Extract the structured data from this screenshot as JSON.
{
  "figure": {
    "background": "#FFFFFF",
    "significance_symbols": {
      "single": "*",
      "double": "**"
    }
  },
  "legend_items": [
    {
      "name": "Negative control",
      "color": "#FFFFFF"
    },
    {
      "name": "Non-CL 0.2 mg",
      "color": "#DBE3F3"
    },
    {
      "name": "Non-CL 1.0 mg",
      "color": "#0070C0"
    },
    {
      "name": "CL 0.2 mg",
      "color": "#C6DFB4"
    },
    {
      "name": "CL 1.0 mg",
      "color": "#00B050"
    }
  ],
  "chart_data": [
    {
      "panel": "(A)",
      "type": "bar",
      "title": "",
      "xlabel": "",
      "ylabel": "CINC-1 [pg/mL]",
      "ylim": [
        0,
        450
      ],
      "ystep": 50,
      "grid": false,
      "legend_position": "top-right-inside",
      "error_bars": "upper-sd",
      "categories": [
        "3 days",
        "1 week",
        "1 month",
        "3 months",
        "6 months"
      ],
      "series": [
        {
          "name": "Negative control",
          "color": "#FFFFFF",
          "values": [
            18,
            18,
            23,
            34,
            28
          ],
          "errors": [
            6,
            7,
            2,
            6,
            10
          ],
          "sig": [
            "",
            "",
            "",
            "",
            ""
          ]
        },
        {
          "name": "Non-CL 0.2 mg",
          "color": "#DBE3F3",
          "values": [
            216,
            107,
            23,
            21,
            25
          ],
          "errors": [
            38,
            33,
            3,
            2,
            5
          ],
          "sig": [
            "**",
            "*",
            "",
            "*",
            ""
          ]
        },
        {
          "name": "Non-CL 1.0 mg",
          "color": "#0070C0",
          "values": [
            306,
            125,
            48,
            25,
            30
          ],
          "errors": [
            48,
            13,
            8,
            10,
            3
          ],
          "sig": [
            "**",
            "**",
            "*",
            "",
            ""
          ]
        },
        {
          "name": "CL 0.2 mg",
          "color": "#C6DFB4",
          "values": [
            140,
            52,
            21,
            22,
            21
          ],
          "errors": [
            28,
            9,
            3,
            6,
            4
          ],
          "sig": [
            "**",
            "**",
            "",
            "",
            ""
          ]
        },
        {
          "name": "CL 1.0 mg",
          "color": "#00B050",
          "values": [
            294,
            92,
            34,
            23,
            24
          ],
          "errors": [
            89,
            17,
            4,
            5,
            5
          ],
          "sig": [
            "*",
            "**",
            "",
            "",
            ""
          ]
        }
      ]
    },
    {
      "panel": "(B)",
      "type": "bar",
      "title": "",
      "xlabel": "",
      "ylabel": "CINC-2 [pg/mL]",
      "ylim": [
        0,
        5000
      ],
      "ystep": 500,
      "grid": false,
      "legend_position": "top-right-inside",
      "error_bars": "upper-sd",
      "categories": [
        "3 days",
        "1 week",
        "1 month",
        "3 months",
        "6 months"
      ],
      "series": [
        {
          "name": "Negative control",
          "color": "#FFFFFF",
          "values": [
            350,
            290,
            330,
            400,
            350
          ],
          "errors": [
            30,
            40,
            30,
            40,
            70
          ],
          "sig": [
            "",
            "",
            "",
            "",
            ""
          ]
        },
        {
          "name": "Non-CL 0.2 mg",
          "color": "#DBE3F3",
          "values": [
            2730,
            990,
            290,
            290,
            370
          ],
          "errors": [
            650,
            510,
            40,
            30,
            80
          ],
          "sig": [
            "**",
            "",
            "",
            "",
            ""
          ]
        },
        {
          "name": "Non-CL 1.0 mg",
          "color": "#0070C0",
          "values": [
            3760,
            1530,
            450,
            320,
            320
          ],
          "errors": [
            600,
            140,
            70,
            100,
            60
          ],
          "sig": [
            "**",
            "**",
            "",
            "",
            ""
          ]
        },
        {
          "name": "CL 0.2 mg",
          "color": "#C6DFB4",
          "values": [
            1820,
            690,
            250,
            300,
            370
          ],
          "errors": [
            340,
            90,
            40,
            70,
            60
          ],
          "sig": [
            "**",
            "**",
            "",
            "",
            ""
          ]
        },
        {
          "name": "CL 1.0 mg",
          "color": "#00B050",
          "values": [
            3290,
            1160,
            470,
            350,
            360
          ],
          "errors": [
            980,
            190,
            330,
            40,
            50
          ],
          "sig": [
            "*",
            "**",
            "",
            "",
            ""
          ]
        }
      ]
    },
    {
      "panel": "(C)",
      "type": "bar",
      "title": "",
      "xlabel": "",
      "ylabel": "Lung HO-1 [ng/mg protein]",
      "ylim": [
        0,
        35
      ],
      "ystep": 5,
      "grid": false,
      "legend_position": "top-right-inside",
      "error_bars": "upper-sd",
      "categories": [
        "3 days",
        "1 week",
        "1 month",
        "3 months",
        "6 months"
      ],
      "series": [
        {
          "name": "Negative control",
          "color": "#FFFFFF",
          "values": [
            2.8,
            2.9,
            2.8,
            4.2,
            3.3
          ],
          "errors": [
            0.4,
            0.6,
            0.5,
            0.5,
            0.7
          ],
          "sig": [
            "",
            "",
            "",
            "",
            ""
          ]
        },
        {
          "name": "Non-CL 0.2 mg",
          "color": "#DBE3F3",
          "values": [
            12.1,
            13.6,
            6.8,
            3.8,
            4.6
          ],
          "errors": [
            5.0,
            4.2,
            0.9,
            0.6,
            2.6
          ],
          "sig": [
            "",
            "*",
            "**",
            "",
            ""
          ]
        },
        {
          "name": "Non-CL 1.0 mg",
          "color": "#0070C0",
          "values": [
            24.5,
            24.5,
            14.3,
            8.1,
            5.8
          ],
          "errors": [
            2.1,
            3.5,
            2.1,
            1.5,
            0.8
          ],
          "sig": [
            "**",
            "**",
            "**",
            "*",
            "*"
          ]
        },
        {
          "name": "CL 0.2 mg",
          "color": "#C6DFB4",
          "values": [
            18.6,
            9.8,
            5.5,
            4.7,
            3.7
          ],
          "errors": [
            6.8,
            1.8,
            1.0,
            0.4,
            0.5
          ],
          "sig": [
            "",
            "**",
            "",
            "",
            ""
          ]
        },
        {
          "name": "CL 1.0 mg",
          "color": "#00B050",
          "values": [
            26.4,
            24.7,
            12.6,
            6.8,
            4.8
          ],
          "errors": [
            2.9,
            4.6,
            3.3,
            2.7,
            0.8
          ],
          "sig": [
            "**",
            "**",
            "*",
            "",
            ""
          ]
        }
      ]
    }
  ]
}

------------------------------------

* **EXERCISE BRIEF**
Write out each record exactly, without addition or omission.

* **ANSWER**
Extract the structured data from this screenshot as JSON.
{
  "figure": {
    "background": "#FFFFFF",
    "significance_symbols": {
      "single": "*",
      "double": "**"
    }
  },
  "legend_items": [
    {
      "name": "Negative control",
      "color": "#FFFFFF"
    },
    {
      "name": "Non-CL 0.2 mg",
      "color": "#DBE3F3"
    },
    {
      "name": "Non-CL 1.0 mg",
      "color": "#0070C0"
    },
    {
      "name": "CL 0.2 mg",
      "color": "#C6DFB4"
    },
    {
      "name": "CL 1.0 mg",
      "color": "#00B050"
    }
  ],
  "chart_data": [
    {
      "panel": "(A)",
      "type": "bar",
      "title": "",
      "xlabel": "",
      "ylabel": "CINC-1 [pg/mL]",
      "ylim": [
        0,
        450
      ],
      "ystep": 50,
      "grid": false,
      "legend_position": "top-right-inside",
      "error_bars": "upper-sd",
      "categories": [
        "3 days",
        "1 week",
        "1 month",
        "3 months",
        "6 months"
      ],
      "series": [
        {
          "name": "Negative control",
          "color": "#FFFFFF",
          "values": [
            18,
            18,
            23,
            34,
            28
          ],
          "errors": [
            6,
            7,
            2,
            6,
            10
          ],
          "sig": [
            "",
            "",
            "",
            "",
            ""
          ]
        },
        {
          "name": "Non-CL 0.2 mg",
          "color": "#DBE3F3",
          "values": [
            216,
            107,
            23,
            21,
            25
          ],
          "errors": [
            38,
            33,
            3,
            2,
            5
          ],
          "sig": [
            "**",
            "*",
            "",
            "*",
            ""
          ]
        },
        {
          "name": "Non-CL 1.0 mg",
          "color": "#0070C0",
          "values": [
            306,
            125,
            48,
            25,
            30
          ],
          "errors": [
            48,
            13,
            8,
            10,
            3
          ],
          "sig": [
            "**",
            "**",
            "*",
            "",
            ""
          ]
        },
        {
          "name": "CL 0.2 mg",
          "color": "#C6DFB4",
          "values": [
            140,
            52,
            21,
            22,
            21
          ],
          "errors": [
            28,
            9,
            3,
            6,
            4
          ],
          "sig": [
            "**",
            "**",
            "",
            "",
            ""
          ]
        },
        {
          "name": "CL 1.0 mg",
          "color": "#00B050",
          "values": [
            294,
            92,
            34,
            23,
            24
          ],
          "errors": [
            89,
            17,
            4,
            5,
            5
          ],
          "sig": [
            "*",
            "**",
            "",
            "",
            ""
          ]
        }
      ]
    },
    {
      "panel": "(B)",
      "type": "bar",
      "title": "",
      "xlabel": "",
      "ylabel": "CINC-2 [pg/mL]",
      "ylim": [
        0,
        5000
      ],
      "ystep": 500,
      "grid": false,
      "legend_position": "top-right-inside",
      "error_bars": "upper-sd",
      "categories": [
        "3 days",
        "1 week",
        "1 month",
        "3 months",
        "6 months"
      ],
      "series": [
        {
          "name": "Negative control",
          "color": "#FFFFFF",
          "values": [
            350,
            290,
            330,
            400,
            350
          ],
          "errors": [
            30,
            40,
            30,
            40,
            70
          ],
          "sig": [
            "",
            "",
            "",
            "",
            ""
          ]
        },
        {
          "name": "Non-CL 0.2 mg",
          "color": "#DBE3F3",
          "values": [
            2730,
            990,
            290,
            290,
            370
          ],
          "errors": [
            650,
            510,
            40,
            30,
            80
          ],
          "sig": [
            "**",
            "",
            "",
            "",
            ""
          ]
        },
        {
          "name": "Non-CL 1.0 mg",
          "color": "#0070C0",
          "values": [
            3760,
            1530,
            450,
            320,
            320
          ],
          "errors": [
            600,
            140,
            70,
            100,
            60
          ],
          "sig": [
            "**",
            "**",
            "",
            "",
            ""
          ]
        },
        {
          "name": "CL 0.2 mg",
          "color": "#C6DFB4",
          "values": [
            1820,
            690,
            250,
            300,
            370
          ],
          "errors": [
            340,
            90,
            40,
            70,
            60
          ],
          "sig": [
            "**",
            "**",
            "",
            "",
            ""
          ]
        },
        {
          "name": "CL 1.0 mg",
          "color": "#00B050",
          "values": [
            3290,
            1160,
            470,
            350,
            360
          ],
          "errors": [
            980,
            190,
            330,
            40,
            50
          ],
          "sig": [
            "*",
            "**",
            "",
            "",
            ""
          ]
        }
      ]
    },
    {
      "panel": "(C)",
      "type": "bar",
      "title": "",
      "xlabel": "",
      "ylabel": "Lung HO-1 [ng/mg protein]",
      "ylim": [
        0,
        35
      ],
      "ystep": 5,
      "grid": false,
      "legend_position": "top-right-inside",
      "error_bars": "upper-sd",
      "categories": [
        "3 days",
        "1 week",
        "1 month",
        "3 months",
        "6 months"
      ],
      "series": [
        {
          "name": "Negative control",
          "color": "#FFFFFF",
          "values": [
            2.8,
            2.9,
            2.8,
            4.2,
            3.3
          ],
          "errors": [
            0.4,
            0.6,
            0.5,
            0.5,
            0.7
          ],
          "sig": [
            "",
            "",
            "",
            "",
            ""
          ]
        },
        {
          "name": "Non-CL 0.2 mg",
          "color": "#DBE3F3",
          "values": [
            12.1,
            13.6,
            6.8,
            3.8,
            4.6
          ],
          "errors": [
            5.0,
            4.2,
            0.9,
            0.6,
            2.6
          ],
          "sig": [
            "",
            "*",
            "**",
            "",
            ""
          ]
        },
        {
          "name": "Non-CL 1.0 mg",
          "color": "#0070C0",
          "values": [
            24.5,
            24.5,
            14.3,
            8.1,
            5.8
          ],
          "errors": [
            2.1,
            3.5,
            2.1,
            1.5,
            0.8
          ],
          "sig": [
            "**",
            "**",
            "**",
            "*",
            "*"
          ]
        },
        {
          "name": "CL 0.2 mg",
          "color": "#C6DFB4",
          "values": [
            18.6,
            9.8,
            5.5,
            4.7,
            3.7
          ],
          "errors": [
            6.8,
            1.8,
            1.0,
            0.4,
            0.5
          ],
          "sig": [
            "",
            "**",
            "",
            "",
            ""
          ]
        },
        {
          "name": "CL 1.0 mg",
          "color": "#00B050",
          "values": [
            26.4,
            24.7,
            12.6,
            6.8,
            4.8
          ],
          "errors": [
            2.9,
            4.6,
            3.3,
            2.7,
            0.8
          ],
          "sig": [
            "**",
            "**",
            "*",
            "",
            ""
          ]
        }
      ]
    }
  ]
}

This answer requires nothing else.